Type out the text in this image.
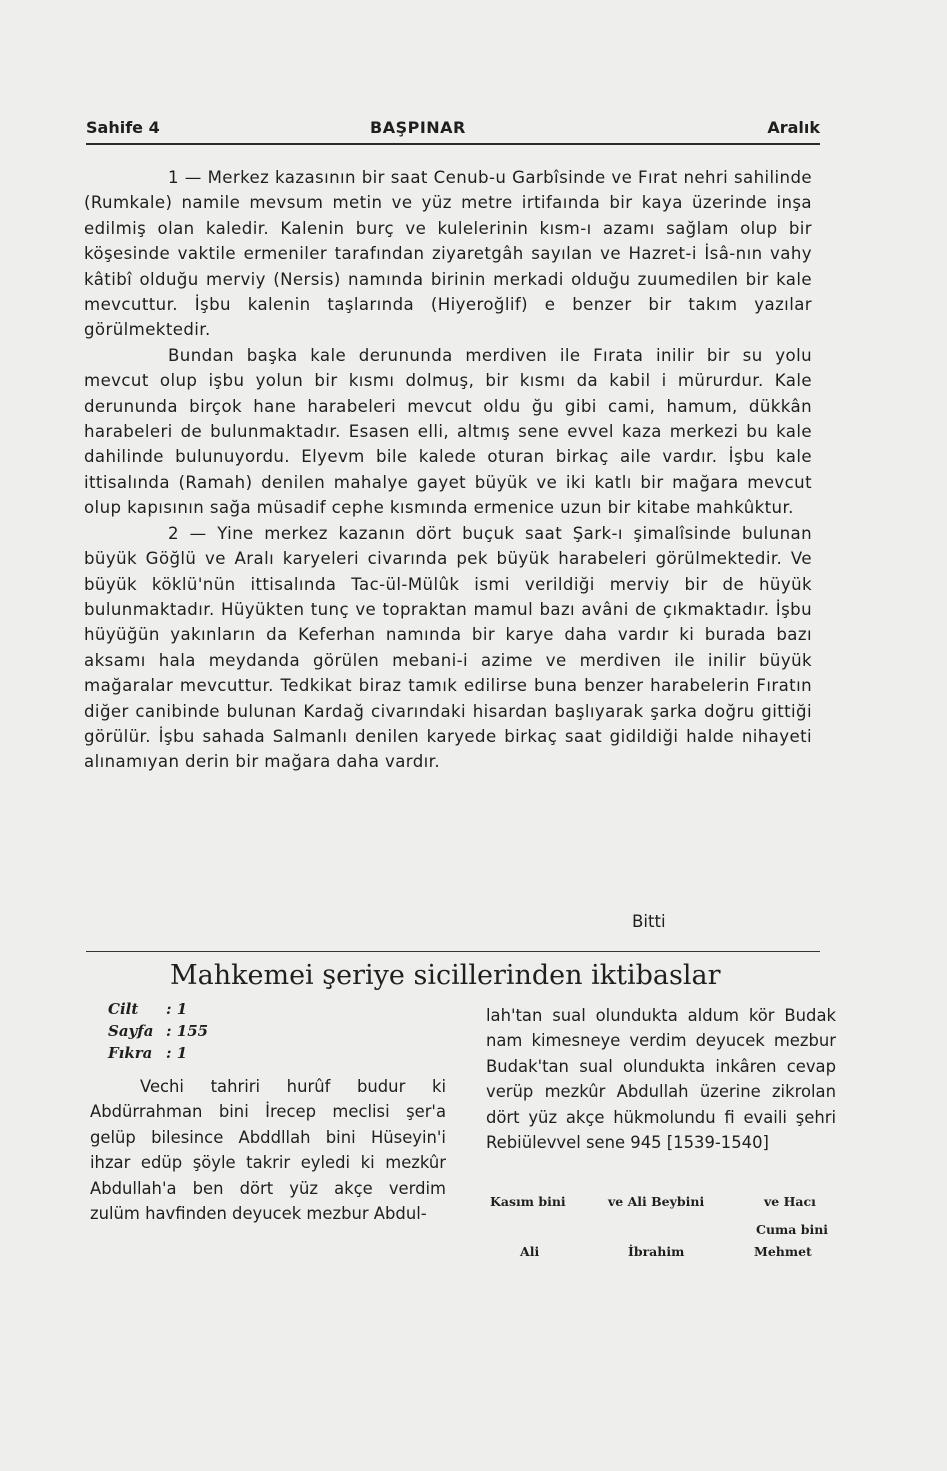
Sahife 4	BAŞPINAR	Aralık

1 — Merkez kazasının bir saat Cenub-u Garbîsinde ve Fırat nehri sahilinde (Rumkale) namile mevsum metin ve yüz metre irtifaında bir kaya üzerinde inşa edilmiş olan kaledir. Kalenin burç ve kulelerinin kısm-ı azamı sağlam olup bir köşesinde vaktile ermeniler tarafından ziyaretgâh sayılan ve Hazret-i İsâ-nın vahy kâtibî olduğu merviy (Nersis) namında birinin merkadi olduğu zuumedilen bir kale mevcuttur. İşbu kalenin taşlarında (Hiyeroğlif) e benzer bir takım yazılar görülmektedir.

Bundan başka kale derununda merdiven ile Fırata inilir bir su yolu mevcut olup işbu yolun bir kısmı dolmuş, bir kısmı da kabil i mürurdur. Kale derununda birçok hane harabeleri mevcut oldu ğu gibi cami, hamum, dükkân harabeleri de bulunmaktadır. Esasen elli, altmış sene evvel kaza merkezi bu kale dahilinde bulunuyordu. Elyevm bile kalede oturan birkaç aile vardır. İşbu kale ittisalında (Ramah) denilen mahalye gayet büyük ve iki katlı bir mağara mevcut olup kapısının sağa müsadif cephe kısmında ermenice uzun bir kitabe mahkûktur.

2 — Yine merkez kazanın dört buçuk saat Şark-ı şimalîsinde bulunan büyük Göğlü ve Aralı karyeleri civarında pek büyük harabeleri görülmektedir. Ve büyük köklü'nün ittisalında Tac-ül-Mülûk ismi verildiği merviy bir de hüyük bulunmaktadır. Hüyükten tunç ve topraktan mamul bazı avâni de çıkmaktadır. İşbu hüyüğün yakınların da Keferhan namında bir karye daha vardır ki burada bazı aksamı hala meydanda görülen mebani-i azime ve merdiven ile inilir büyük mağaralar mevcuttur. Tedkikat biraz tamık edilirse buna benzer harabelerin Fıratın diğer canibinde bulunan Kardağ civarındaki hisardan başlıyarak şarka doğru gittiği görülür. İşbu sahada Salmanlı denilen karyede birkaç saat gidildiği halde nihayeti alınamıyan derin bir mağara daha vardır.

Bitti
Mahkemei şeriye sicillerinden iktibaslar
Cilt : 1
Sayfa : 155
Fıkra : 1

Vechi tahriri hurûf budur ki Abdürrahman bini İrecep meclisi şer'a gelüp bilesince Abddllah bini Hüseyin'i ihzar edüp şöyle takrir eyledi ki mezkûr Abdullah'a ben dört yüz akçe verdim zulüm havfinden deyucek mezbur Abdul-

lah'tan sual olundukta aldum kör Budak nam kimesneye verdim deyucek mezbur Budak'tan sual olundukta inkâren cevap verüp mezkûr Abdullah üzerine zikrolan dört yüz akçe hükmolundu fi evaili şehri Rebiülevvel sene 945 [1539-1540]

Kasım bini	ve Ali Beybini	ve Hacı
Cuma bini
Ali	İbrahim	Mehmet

==

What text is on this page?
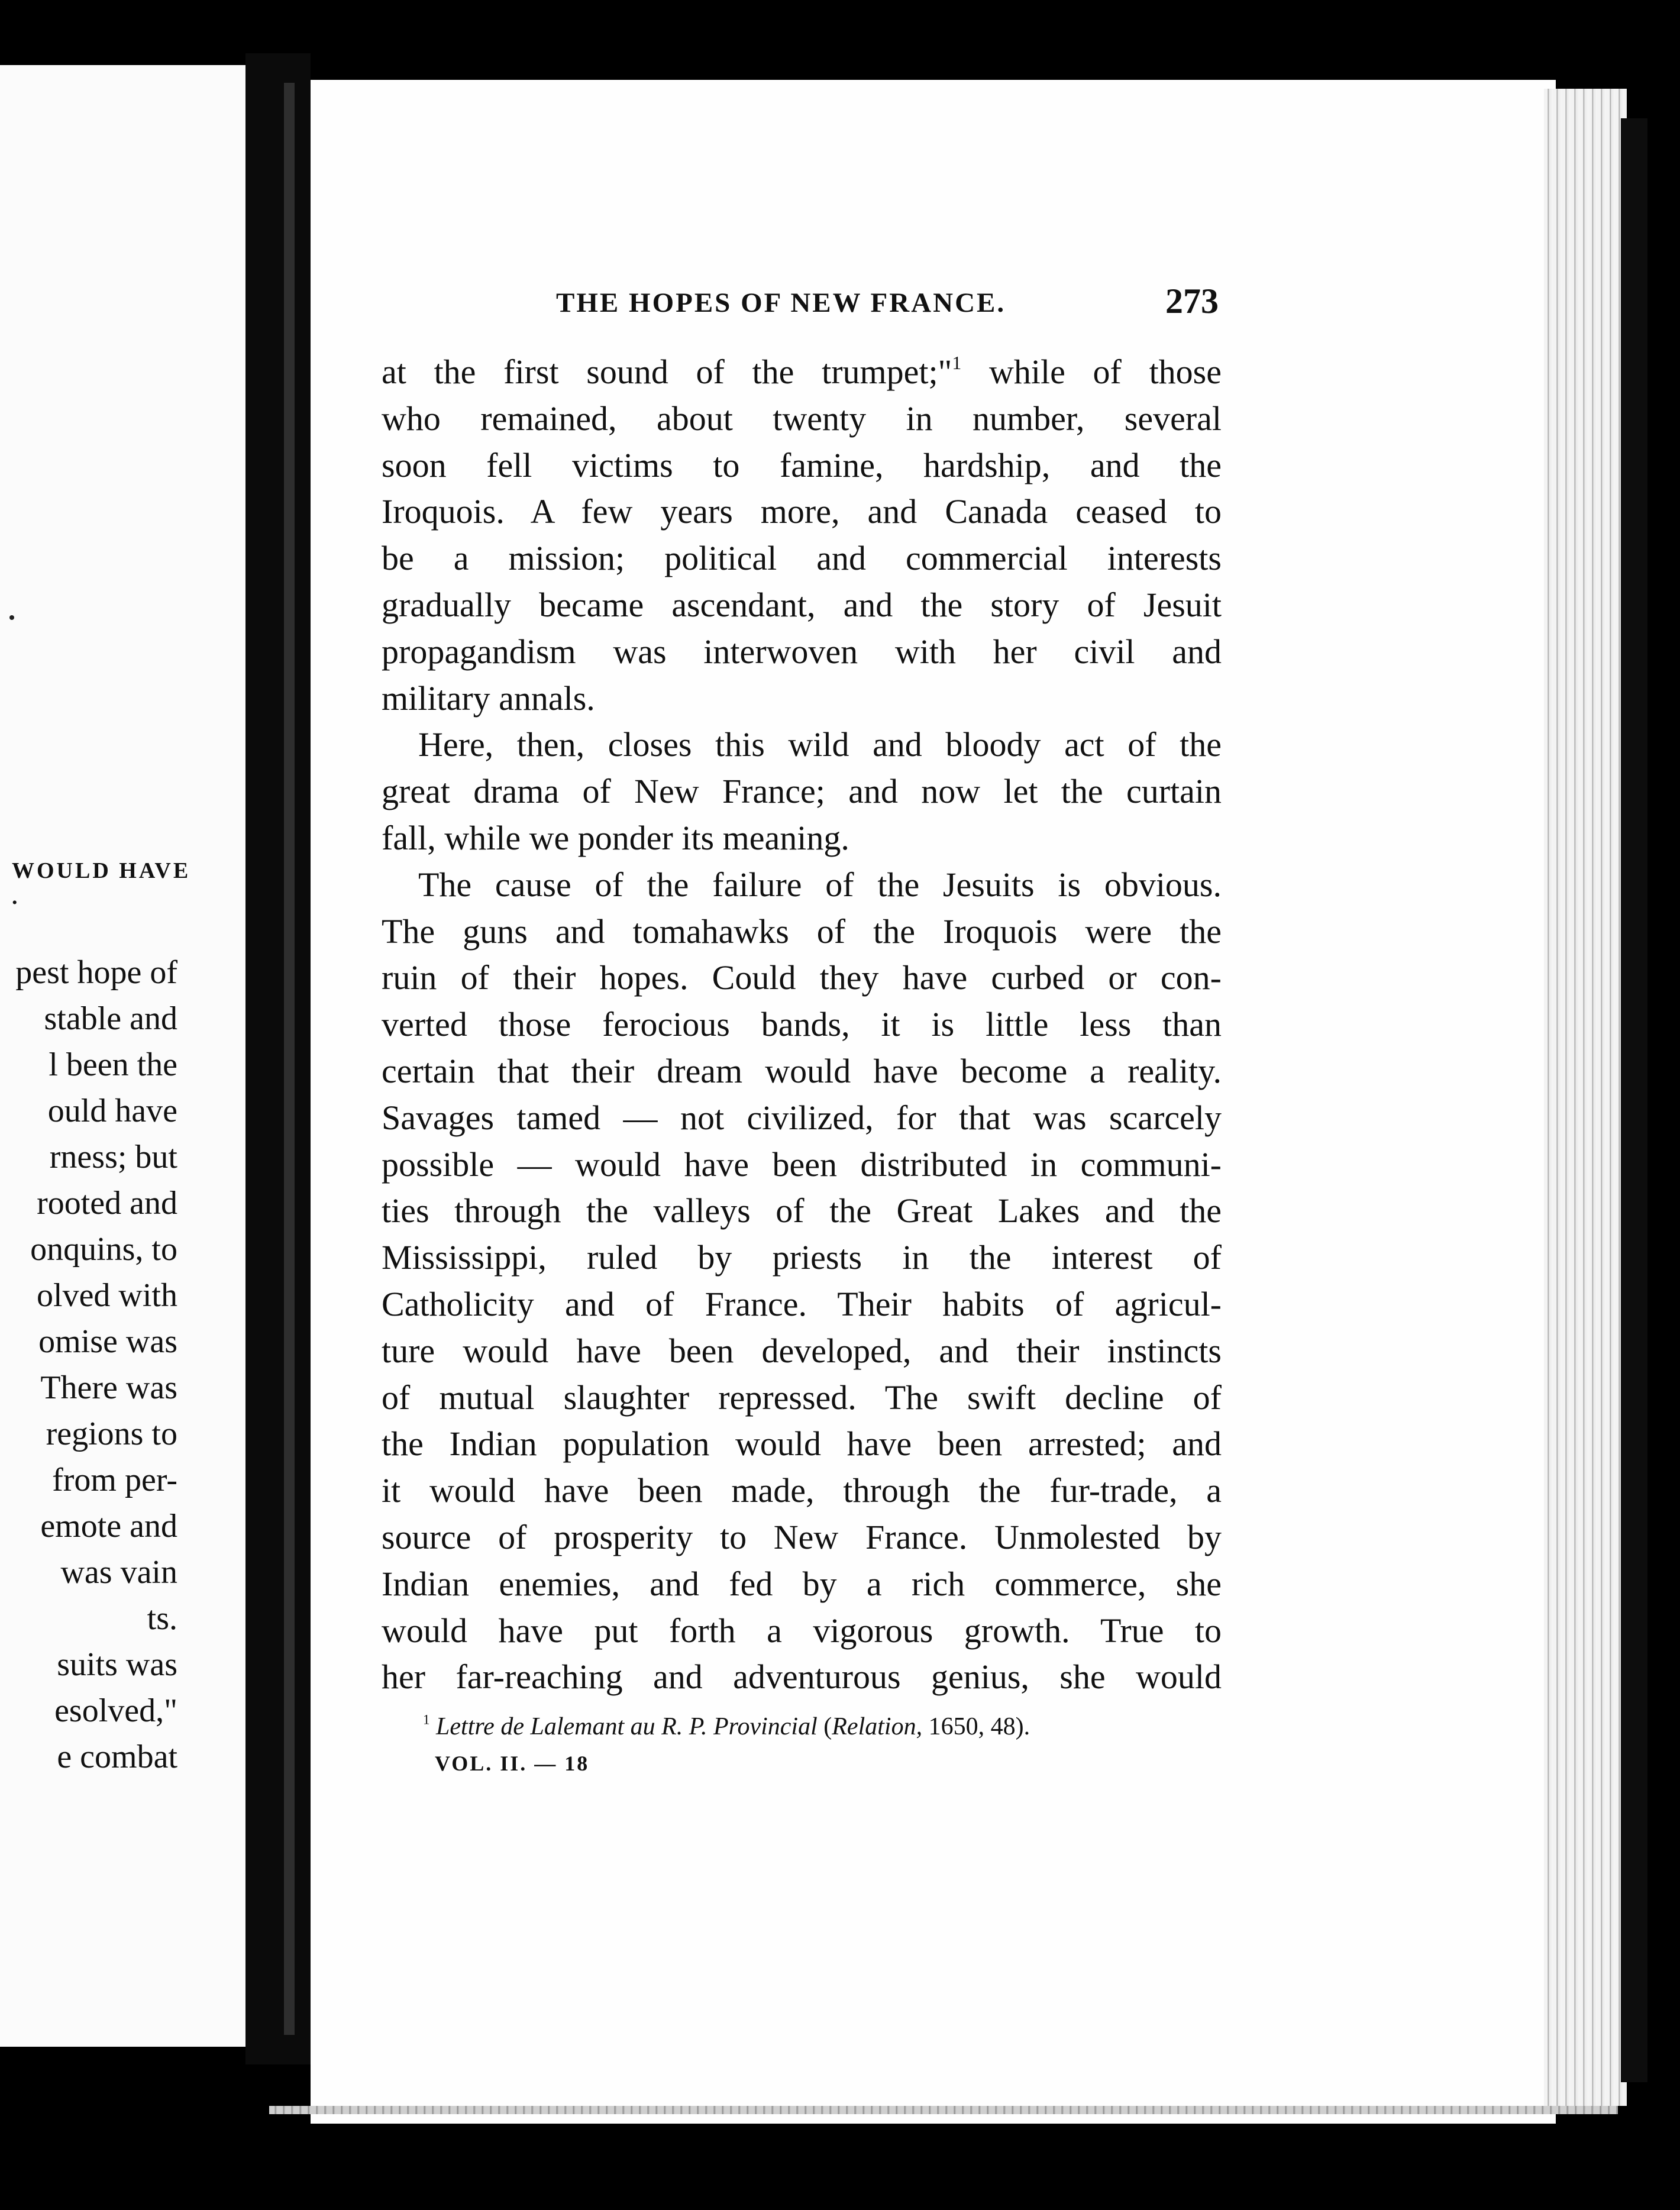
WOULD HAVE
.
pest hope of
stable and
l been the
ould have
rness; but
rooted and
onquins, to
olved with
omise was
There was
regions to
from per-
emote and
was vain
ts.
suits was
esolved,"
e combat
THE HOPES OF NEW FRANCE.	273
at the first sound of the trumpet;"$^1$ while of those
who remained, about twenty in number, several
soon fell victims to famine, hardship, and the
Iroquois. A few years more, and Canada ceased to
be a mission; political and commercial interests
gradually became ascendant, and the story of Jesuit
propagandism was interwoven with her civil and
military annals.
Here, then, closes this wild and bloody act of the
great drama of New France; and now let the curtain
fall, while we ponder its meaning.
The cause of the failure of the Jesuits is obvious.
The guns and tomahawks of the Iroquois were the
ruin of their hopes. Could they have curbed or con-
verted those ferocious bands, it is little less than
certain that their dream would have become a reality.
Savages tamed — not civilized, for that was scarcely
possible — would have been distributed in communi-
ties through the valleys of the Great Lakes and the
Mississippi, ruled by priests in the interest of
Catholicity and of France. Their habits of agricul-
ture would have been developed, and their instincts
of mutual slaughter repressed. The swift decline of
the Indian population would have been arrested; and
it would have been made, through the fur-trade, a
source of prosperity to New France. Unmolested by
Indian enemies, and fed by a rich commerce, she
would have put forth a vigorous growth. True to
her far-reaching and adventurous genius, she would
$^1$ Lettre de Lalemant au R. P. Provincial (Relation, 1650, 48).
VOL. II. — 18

--

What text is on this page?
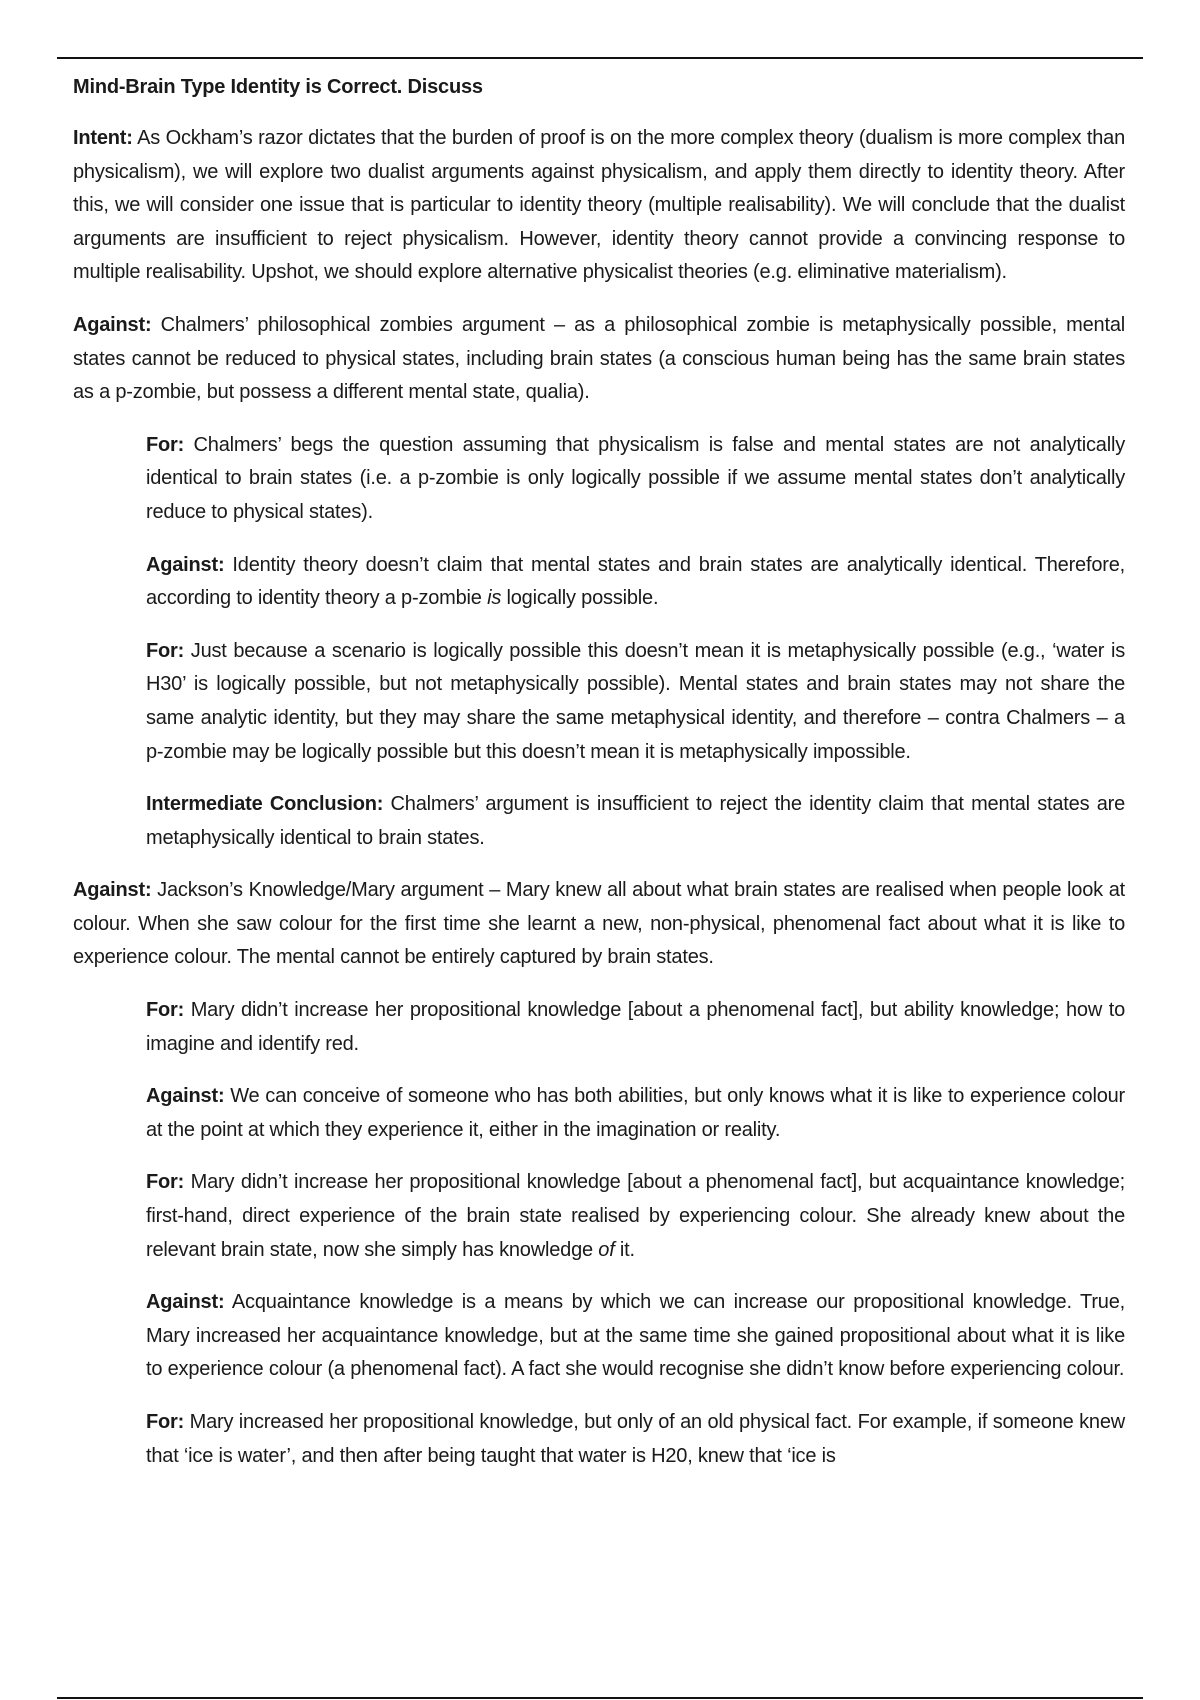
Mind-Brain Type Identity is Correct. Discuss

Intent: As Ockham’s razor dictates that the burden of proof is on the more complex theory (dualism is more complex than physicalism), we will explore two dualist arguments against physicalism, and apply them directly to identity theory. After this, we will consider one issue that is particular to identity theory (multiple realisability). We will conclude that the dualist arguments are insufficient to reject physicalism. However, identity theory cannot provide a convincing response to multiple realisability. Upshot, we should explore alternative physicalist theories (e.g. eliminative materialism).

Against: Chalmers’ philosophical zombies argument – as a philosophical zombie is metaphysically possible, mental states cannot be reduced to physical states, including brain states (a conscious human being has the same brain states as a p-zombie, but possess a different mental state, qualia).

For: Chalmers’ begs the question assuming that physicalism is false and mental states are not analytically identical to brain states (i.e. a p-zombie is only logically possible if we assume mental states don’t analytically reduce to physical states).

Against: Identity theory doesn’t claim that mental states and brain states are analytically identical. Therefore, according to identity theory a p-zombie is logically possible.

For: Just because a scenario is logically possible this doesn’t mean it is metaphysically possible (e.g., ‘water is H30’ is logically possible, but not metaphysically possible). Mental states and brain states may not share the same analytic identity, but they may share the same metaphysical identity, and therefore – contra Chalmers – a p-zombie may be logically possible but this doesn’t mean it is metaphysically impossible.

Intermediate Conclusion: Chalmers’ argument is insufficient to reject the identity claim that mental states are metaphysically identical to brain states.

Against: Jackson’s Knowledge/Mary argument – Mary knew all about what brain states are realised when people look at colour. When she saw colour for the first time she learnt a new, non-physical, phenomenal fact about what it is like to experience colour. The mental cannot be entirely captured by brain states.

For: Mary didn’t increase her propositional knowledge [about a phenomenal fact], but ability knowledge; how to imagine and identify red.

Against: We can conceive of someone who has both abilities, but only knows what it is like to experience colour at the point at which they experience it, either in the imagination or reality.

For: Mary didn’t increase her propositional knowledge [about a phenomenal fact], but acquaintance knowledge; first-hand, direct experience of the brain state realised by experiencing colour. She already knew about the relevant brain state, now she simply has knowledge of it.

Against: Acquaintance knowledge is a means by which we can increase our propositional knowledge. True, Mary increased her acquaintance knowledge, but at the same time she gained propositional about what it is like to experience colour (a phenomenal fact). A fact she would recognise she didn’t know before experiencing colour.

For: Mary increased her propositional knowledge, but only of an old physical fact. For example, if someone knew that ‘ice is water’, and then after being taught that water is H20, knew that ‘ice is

* _What is needed_:
Copy out every line from the data above that has "like" in it.

* _Response_:
Against: Jackson’s Knowledge/Mary argument – Mary knew all about what brain states are realised when people look at colour. When she saw colour for the first time she learnt a new, non-physical, phenomenal fact about what it is like to experience colour. The mental cannot be entirely captured by brain states.
Against: We can conceive of someone who has both abilities, but only knows what it is like to experience colour at the point at which they experience it, either in the imagination or reality.
Against: Acquaintance knowledge is a means by which we can increase our propositional knowledge. True, Mary increased her acquaintance knowledge, but at the same time she gained propositional about what it is like to experience colour (a phenomenal fact). A fact she would recognise she didn’t know before experiencing colour.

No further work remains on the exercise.